PROVIDED TEXT
> 1. Sub-rules and backtracking
>
> > <name(expr)> # call rule, passing Perl args
> > { .name(expr) } # same thing.
>
> > <name pat> # call rule, passing regex arg
> > { .name(/pat/) } # same thing.
>
> Considering perl can't sanely know how to backtrack into a closure, wouldn't
> { .name(expr) } be equal to <name(expr)>: instead? (note the colon)
Nope. <name(expr)>: is equivalent to { .name{expr} }: . It does know
how to backtrack into a closure: it skips right by it (or throws an
exception through it... not sure which) and tries again.
Hypotheticals make this function properly.
> It seems to me that for a rule to be able to backtrack, you would need to
> pass a closure as arg that represents the rest of the match: the rule
> matches, calls the closure, and if the closure returns tries to backtrack
> and calls it again, or returns if all possibilities are exhausted.
Sounds like continuation-passing style. Yes, you can backtrack
through code with continuation-passing style. Continuations have yet
to be introduced into the language.
> Related to this: what is the prototype for rules (in case you want to
> manually write or invoke them) ?
rule somerule($0) {}
If it takes arguments, put them on the end of the signature. Invoke
them just like subs.

GIVEN INFORMATION
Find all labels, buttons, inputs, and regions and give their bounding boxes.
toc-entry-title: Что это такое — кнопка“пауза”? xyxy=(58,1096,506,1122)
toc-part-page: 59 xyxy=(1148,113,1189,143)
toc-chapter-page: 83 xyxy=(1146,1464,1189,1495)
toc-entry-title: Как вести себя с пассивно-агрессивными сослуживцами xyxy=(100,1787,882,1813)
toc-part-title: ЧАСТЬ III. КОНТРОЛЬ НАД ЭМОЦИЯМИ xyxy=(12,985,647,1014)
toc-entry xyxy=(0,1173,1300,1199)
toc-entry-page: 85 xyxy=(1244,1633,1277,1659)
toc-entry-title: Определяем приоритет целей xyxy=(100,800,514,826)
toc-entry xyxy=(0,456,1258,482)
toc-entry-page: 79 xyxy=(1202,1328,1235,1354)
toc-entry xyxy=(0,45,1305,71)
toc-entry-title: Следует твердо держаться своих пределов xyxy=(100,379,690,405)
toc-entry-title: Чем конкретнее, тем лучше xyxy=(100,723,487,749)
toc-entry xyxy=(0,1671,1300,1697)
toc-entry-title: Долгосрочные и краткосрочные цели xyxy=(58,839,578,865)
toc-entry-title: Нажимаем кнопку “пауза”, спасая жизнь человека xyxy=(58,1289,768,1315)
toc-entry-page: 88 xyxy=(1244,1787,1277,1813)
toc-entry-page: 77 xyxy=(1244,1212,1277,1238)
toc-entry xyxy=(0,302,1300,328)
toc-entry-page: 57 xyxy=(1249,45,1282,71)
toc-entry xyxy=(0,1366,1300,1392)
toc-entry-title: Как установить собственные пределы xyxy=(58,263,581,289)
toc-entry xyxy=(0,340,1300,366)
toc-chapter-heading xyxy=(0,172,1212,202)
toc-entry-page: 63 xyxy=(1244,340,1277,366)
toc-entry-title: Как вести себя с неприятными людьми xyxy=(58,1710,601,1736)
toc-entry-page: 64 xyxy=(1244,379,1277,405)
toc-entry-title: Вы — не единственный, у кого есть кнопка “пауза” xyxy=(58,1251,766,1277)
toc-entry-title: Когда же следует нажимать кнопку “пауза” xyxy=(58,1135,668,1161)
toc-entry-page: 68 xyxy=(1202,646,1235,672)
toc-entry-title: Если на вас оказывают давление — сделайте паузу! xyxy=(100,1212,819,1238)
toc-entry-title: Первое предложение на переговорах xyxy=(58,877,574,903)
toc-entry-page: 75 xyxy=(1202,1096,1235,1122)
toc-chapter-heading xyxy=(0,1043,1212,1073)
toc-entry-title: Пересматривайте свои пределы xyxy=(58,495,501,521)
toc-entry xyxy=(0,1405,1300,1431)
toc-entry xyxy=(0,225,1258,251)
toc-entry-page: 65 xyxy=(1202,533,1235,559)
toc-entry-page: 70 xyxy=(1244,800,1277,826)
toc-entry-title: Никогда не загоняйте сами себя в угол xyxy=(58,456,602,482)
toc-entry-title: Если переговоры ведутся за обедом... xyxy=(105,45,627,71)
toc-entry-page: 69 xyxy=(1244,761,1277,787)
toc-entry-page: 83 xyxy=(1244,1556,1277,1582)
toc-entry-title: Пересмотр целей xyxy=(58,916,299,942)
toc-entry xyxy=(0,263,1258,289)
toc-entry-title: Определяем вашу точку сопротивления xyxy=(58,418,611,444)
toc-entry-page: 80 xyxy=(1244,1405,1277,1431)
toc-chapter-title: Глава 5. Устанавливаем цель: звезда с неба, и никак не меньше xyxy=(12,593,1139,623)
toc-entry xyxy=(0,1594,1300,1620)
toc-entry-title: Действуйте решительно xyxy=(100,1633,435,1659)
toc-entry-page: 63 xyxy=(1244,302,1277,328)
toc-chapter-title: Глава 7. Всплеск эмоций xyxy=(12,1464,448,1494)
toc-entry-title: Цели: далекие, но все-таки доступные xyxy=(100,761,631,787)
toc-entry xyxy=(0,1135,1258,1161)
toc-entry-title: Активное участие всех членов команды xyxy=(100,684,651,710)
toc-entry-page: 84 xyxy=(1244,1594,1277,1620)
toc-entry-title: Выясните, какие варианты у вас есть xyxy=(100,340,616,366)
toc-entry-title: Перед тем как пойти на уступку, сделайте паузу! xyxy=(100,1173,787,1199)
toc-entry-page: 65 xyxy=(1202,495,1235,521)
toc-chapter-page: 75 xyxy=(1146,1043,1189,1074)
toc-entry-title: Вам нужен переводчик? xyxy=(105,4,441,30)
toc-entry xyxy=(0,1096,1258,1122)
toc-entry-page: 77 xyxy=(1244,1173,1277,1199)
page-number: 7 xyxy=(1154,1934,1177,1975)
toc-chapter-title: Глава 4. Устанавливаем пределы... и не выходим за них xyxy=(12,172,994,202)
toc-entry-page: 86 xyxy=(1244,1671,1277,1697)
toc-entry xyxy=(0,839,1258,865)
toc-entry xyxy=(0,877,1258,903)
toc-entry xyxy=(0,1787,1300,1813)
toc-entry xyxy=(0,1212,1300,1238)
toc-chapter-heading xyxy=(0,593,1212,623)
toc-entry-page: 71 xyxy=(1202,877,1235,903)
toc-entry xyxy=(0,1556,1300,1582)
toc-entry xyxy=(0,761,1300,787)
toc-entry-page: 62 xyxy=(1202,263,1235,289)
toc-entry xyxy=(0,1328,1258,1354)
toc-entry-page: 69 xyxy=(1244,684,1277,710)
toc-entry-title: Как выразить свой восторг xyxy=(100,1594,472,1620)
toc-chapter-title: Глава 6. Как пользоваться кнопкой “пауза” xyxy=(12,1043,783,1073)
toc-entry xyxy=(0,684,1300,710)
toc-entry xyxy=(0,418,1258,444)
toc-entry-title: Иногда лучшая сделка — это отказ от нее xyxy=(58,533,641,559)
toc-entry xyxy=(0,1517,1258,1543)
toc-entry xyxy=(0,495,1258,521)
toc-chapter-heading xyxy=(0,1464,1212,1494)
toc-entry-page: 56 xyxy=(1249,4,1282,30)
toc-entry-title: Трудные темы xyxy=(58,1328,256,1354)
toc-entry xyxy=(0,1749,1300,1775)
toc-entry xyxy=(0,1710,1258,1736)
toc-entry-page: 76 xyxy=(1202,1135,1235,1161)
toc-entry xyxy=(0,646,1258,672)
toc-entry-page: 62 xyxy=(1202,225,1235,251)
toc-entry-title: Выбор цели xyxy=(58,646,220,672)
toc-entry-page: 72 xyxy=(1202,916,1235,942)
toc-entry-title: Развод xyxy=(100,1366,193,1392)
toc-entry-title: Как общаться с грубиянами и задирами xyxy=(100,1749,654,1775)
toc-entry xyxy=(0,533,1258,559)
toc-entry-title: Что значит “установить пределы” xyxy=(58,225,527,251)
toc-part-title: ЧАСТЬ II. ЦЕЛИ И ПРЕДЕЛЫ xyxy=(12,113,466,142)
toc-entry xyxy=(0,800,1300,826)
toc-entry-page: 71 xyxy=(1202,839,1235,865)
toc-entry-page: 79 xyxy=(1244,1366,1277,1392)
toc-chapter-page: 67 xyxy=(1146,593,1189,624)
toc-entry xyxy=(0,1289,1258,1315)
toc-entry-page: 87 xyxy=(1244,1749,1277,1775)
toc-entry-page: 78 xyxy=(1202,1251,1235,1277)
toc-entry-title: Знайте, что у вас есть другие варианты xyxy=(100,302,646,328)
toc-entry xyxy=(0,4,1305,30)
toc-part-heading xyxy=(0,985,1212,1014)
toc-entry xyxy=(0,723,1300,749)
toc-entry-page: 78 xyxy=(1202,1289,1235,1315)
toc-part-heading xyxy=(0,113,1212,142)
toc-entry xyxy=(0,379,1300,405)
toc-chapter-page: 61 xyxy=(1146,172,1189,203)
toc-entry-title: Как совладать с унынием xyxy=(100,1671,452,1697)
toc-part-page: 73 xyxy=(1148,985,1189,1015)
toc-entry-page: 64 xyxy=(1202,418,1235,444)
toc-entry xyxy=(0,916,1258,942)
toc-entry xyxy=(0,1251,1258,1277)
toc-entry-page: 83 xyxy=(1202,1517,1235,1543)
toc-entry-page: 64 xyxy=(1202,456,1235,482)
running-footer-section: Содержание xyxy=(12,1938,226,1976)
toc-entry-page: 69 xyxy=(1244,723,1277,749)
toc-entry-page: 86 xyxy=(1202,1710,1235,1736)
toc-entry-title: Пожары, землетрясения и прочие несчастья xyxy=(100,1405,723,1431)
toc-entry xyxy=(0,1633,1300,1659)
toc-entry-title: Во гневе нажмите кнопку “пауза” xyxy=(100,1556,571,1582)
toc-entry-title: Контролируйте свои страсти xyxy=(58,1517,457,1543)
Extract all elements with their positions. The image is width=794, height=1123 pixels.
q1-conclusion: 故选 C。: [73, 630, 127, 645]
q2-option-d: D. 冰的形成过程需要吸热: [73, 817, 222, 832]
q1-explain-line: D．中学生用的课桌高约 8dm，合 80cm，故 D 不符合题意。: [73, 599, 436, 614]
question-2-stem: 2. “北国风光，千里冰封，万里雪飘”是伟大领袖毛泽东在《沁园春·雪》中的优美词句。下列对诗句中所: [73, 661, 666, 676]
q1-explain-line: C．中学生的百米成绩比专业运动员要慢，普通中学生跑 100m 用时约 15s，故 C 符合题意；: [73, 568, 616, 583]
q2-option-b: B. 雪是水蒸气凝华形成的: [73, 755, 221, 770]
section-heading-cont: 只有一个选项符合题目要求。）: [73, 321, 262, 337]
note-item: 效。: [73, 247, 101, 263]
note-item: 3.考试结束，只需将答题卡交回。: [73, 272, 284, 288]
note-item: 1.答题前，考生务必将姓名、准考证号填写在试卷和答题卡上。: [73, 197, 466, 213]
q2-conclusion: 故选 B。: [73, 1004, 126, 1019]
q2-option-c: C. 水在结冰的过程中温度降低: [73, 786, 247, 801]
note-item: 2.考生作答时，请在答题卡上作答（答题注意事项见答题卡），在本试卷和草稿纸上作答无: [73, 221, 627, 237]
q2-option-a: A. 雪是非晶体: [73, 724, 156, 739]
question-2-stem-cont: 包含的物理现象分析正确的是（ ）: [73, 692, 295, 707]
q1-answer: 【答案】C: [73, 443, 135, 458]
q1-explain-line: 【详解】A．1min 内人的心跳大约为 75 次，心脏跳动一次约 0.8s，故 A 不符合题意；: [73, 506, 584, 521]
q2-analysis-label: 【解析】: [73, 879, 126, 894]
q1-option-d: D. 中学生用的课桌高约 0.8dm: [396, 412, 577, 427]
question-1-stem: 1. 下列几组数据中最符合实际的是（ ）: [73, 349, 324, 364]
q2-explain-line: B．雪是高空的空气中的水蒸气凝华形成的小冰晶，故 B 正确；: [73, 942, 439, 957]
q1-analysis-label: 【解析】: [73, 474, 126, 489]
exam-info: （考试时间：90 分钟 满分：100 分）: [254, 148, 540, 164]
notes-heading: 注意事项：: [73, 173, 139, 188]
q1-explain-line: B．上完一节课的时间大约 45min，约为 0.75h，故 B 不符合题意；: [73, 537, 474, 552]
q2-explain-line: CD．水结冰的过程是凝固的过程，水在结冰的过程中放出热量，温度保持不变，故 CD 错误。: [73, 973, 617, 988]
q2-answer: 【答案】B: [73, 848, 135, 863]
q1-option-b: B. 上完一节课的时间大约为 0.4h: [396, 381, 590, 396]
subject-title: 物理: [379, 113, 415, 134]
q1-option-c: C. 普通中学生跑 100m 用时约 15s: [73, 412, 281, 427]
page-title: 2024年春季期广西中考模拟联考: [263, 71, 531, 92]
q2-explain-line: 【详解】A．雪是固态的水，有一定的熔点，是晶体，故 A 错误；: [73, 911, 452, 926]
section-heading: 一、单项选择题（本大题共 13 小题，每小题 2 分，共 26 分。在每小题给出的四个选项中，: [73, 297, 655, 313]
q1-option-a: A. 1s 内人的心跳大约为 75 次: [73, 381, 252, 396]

TASKS TO COMPLETE
- 1) Transcribe the Perl rules thread from "Sounds like continuation-passing" up to and including "invoke them) ?".
- 2) In the Perl rules thread, what does the reply say has yet to be introduced into the language?
- 3) Summarize the Perl rules thread in two sentences.
The entries play no part in what follows.

ANSWER SET
- 1)
Sounds like continuation-passing style. Yes, you can backtrack
through code with continuation-passing style. Continuations have yet
to be introduced into the language.
> Related to this: what is the prototype for rules (in case you want to
> manually write or invoke them) ?

- 2) Continuations.

- 3) The reply rejects the idea that { .name(expr) } equals <name(expr)>:, saying Perl does know how to backtrack into a closure by skipping past it, with hypotheticals making this work. It calls the proposed closure-passing approach continuation-passing style, which the language does not yet have, and gives the rule prototype as rule somerule($0) {}, with any arguments added at the end of the signature and rules invoked like subs.